What this task involves ::
Go through the records underneath and write each one out again exactly.

Data supplied ::
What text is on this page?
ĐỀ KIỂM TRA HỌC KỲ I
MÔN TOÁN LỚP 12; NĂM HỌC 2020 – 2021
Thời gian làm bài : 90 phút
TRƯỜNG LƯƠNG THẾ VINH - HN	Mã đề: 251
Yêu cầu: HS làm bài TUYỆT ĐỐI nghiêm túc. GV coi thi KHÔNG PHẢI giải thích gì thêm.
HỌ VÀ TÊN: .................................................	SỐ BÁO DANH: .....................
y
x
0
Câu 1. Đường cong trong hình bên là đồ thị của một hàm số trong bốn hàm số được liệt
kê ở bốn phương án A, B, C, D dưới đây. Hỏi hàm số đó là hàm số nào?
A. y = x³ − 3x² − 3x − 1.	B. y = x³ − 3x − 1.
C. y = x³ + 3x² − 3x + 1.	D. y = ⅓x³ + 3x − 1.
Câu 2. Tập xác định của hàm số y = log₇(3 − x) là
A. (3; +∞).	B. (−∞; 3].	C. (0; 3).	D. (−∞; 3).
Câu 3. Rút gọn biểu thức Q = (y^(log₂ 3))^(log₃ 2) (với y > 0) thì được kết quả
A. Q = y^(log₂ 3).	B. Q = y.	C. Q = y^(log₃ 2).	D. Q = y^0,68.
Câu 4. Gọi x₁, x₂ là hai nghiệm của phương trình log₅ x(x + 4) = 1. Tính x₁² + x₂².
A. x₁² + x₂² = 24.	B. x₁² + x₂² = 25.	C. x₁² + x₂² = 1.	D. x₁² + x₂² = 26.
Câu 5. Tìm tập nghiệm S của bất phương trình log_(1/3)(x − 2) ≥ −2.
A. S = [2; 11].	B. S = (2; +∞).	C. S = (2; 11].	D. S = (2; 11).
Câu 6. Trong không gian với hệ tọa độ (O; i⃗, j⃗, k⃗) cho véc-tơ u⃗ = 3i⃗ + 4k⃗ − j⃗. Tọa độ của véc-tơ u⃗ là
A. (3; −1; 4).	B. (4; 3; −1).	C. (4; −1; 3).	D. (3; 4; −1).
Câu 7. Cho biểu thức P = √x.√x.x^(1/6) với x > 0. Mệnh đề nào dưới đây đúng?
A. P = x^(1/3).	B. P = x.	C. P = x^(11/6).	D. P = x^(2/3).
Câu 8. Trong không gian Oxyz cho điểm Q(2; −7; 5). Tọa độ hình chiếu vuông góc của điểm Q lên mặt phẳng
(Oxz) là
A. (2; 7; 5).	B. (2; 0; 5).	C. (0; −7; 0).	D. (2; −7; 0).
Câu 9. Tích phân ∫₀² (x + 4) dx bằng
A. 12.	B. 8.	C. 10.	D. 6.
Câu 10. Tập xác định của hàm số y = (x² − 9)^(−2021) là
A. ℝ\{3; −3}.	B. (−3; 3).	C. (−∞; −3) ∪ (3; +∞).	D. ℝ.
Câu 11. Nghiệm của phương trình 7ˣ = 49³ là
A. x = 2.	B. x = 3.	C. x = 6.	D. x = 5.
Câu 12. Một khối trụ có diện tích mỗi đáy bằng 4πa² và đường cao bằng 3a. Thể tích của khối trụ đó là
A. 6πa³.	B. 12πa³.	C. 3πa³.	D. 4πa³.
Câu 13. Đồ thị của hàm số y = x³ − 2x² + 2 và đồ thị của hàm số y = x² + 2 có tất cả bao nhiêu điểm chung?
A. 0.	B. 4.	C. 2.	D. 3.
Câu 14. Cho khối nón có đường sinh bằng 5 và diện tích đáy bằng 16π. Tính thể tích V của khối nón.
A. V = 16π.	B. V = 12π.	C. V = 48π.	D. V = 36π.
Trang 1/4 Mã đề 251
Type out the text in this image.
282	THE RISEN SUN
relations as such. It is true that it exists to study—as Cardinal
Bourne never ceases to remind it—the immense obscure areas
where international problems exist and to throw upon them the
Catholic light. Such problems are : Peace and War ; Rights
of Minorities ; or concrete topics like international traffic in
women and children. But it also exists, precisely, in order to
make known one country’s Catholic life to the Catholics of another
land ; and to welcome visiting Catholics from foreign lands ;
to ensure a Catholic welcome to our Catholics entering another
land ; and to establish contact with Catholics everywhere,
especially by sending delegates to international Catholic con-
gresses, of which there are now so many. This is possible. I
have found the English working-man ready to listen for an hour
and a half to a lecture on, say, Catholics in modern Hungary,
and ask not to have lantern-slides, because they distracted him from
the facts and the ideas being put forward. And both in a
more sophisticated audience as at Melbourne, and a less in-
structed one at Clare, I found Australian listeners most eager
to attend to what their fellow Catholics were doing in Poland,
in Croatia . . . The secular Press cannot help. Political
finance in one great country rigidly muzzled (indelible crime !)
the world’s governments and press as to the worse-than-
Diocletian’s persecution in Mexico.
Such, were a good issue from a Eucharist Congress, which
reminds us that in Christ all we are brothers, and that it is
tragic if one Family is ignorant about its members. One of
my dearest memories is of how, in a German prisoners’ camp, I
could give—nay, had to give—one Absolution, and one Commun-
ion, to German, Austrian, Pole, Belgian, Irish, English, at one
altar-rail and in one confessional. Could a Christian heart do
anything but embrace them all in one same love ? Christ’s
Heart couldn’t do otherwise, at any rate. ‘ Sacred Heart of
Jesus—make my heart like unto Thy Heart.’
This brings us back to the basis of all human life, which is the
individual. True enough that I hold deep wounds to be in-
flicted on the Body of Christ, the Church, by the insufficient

Task result ::
What text is on this page?
ĐỀ KIỂM TRA HỌC KỲ I
MÔN TOÁN LỚP 12; NĂM HỌC 2020 – 2021
Thời gian làm bài : 90 phút
TRƯỜNG LƯƠNG THẾ VINH - HN	Mã đề: 251
Yêu cầu: HS làm bài TUYỆT ĐỐI nghiêm túc. GV coi thi KHÔNG PHẢI giải thích gì thêm.
HỌ VÀ TÊN: .................................................	SỐ BÁO DANH: .....................
y
x
0
Câu 1. Đường cong trong hình bên là đồ thị của một hàm số trong bốn hàm số được liệt
kê ở bốn phương án A, B, C, D dưới đây. Hỏi hàm số đó là hàm số nào?
A. y = x³ − 3x² − 3x − 1.	B. y = x³ − 3x − 1.
C. y = x³ + 3x² − 3x + 1.	D. y = ⅓x³ + 3x − 1.
Câu 2. Tập xác định của hàm số y = log₇(3 − x) là
A. (3; +∞).	B. (−∞; 3].	C. (0; 3).	D. (−∞; 3).
Câu 3. Rút gọn biểu thức Q = (y^(log₂ 3))^(log₃ 2) (với y > 0) thì được kết quả
A. Q = y^(log₂ 3).	B. Q = y.	C. Q = y^(log₃ 2).	D. Q = y^0,68.
Câu 4. Gọi x₁, x₂ là hai nghiệm của phương trình log₅ x(x + 4) = 1. Tính x₁² + x₂².
A. x₁² + x₂² = 24.	B. x₁² + x₂² = 25.	C. x₁² + x₂² = 1.	D. x₁² + x₂² = 26.
Câu 5. Tìm tập nghiệm S của bất phương trình log_(1/3)(x − 2) ≥ −2.
A. S = [2; 11].	B. S = (2; +∞).	C. S = (2; 11].	D. S = (2; 11).
Câu 6. Trong không gian với hệ tọa độ (O; i⃗, j⃗, k⃗) cho véc-tơ u⃗ = 3i⃗ + 4k⃗ − j⃗. Tọa độ của véc-tơ u⃗ là
A. (3; −1; 4).	B. (4; 3; −1).	C. (4; −1; 3).	D. (3; 4; −1).
Câu 7. Cho biểu thức P = √x.√x.x^(1/6) với x > 0. Mệnh đề nào dưới đây đúng?
A. P = x^(1/3).	B. P = x.	C. P = x^(11/6).	D. P = x^(2/3).
Câu 8. Trong không gian Oxyz cho điểm Q(2; −7; 5). Tọa độ hình chiếu vuông góc của điểm Q lên mặt phẳng
(Oxz) là
A. (2; 7; 5).	B. (2; 0; 5).	C. (0; −7; 0).	D. (2; −7; 0).
Câu 9. Tích phân ∫₀² (x + 4) dx bằng
A. 12.	B. 8.	C. 10.	D. 6.
Câu 10. Tập xác định của hàm số y = (x² − 9)^(−2021) là
A. ℝ\{3; −3}.	B. (−3; 3).	C. (−∞; −3) ∪ (3; +∞).	D. ℝ.
Câu 11. Nghiệm của phương trình 7ˣ = 49³ là
A. x = 2.	B. x = 3.	C. x = 6.	D. x = 5.
Câu 12. Một khối trụ có diện tích mỗi đáy bằng 4πa² và đường cao bằng 3a. Thể tích của khối trụ đó là
A. 6πa³.	B. 12πa³.	C. 3πa³.	D. 4πa³.
Câu 13. Đồ thị của hàm số y = x³ − 2x² + 2 và đồ thị của hàm số y = x² + 2 có tất cả bao nhiêu điểm chung?
A. 0.	B. 4.	C. 2.	D. 3.
Câu 14. Cho khối nón có đường sinh bằng 5 và diện tích đáy bằng 16π. Tính thể tích V của khối nón.
A. V = 16π.	B. V = 12π.	C. V = 48π.	D. V = 36π.
Trang 1/4 Mã đề 251
Type out the text in this image.
282	THE RISEN SUN
relations as such. It is true that it exists to study—as Cardinal
Bourne never ceases to remind it—the immense obscure areas
where international problems exist and to throw upon them the
Catholic light. Such problems are : Peace and War ; Rights
of Minorities ; or concrete topics like international traffic in
women and children. But it also exists, precisely, in order to
make known one country’s Catholic life to the Catholics of another
land ; and to welcome visiting Catholics from foreign lands ;
to ensure a Catholic welcome to our Catholics entering another
land ; and to establish contact with Catholics everywhere,
especially by sending delegates to international Catholic con-
gresses, of which there are now so many. This is possible. I
have found the English working-man ready to listen for an hour
and a half to a lecture on, say, Catholics in modern Hungary,
and ask not to have lantern-slides, because they distracted him from
the facts and the ideas being put forward. And both in a
more sophisticated audience as at Melbourne, and a less in-
structed one at Clare, I found Australian listeners most eager
to attend to what their fellow Catholics were doing in Poland,
in Croatia . . . The secular Press cannot help. Political
finance in one great country rigidly muzzled (indelible crime !)
the world’s governments and press as to the worse-than-
Diocletian’s persecution in Mexico.
Such, were a good issue from a Eucharist Congress, which
reminds us that in Christ all we are brothers, and that it is
tragic if one Family is ignorant about its members. One of
my dearest memories is of how, in a German prisoners’ camp, I
could give—nay, had to give—one Absolution, and one Commun-
ion, to German, Austrian, Pole, Belgian, Irish, English, at one
altar-rail and in one confessional. Could a Christian heart do
anything but embrace them all in one same love ? Christ’s
Heart couldn’t do otherwise, at any rate. ‘ Sacred Heart of
Jesus—make my heart like unto Thy Heart.’
This brings us back to the basis of all human life, which is the
individual. True enough that I hold deep wounds to be in-
flicted on the Body of Christ, the Church, by the insufficient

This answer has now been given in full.